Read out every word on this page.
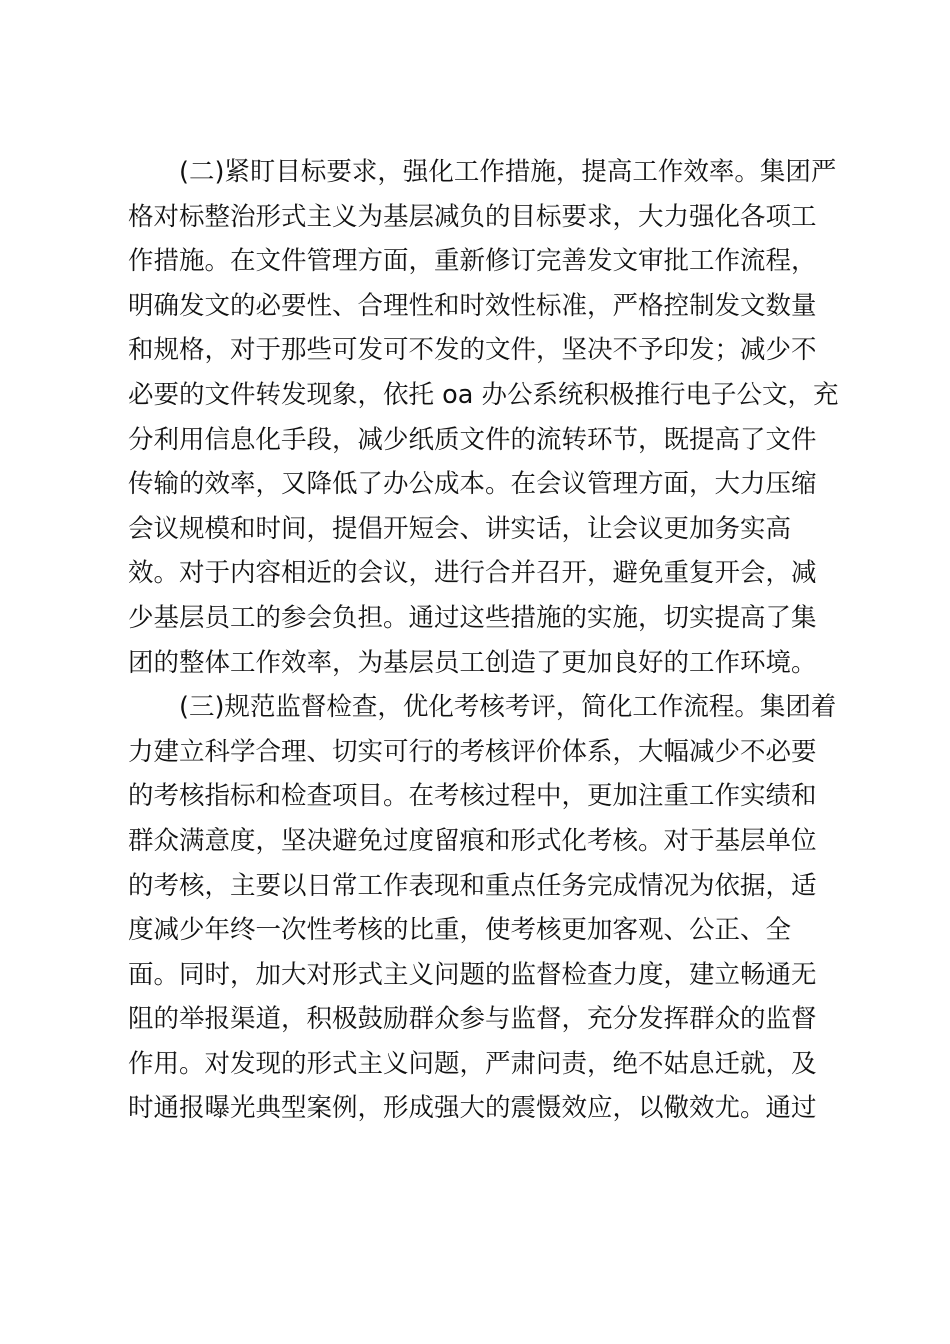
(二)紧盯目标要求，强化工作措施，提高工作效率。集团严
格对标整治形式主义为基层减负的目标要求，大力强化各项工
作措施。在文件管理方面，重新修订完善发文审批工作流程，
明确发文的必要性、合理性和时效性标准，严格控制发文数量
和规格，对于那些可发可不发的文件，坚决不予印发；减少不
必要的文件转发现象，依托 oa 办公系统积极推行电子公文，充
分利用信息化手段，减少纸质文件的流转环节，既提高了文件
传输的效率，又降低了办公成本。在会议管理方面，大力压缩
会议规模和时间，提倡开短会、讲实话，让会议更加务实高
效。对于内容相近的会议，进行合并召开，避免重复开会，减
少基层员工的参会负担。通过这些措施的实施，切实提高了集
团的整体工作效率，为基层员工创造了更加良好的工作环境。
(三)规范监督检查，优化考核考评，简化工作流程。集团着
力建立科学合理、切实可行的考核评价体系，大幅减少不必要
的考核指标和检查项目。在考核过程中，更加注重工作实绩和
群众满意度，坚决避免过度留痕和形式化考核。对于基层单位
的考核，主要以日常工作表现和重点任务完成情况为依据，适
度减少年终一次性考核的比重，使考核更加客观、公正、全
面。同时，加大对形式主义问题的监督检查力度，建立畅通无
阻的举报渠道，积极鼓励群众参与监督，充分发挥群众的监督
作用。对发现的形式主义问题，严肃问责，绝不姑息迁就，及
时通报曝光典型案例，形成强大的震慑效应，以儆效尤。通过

...

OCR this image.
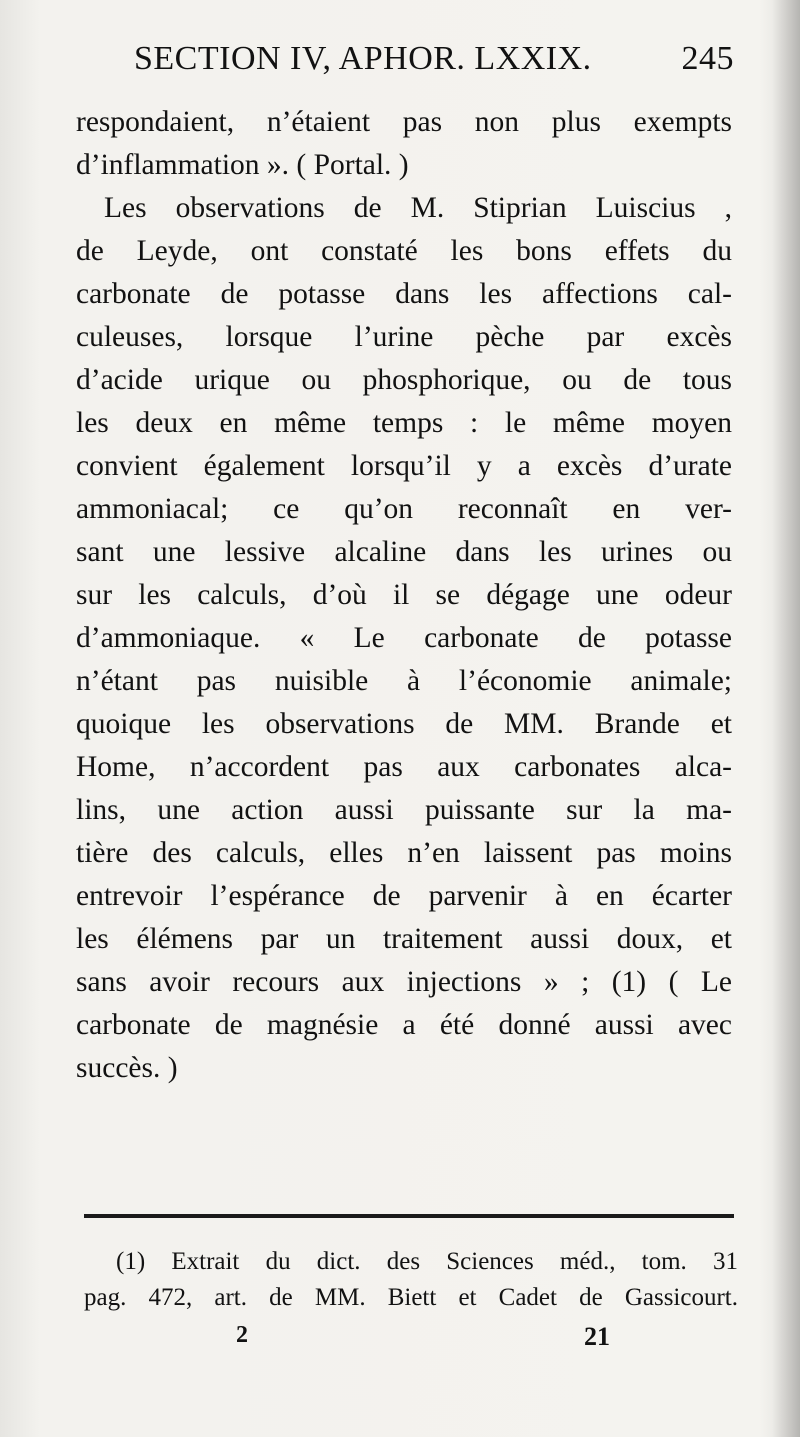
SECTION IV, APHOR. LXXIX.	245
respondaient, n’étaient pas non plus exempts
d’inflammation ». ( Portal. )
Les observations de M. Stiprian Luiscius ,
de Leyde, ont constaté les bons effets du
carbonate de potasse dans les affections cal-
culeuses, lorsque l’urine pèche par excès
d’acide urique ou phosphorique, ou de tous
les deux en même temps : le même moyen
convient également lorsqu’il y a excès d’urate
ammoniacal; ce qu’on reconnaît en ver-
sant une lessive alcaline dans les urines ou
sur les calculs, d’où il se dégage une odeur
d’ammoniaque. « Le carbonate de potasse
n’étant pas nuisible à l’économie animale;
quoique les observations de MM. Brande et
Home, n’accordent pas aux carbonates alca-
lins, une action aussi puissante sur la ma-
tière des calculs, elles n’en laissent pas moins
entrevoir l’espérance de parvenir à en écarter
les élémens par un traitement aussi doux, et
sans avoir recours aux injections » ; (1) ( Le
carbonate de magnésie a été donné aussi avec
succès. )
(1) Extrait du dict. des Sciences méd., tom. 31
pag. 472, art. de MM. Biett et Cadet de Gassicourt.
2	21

AIM ->
Across the material above, how many lines include the string "this"? Only the number is wanted.

REPLY TO THE EXERCISE ->
2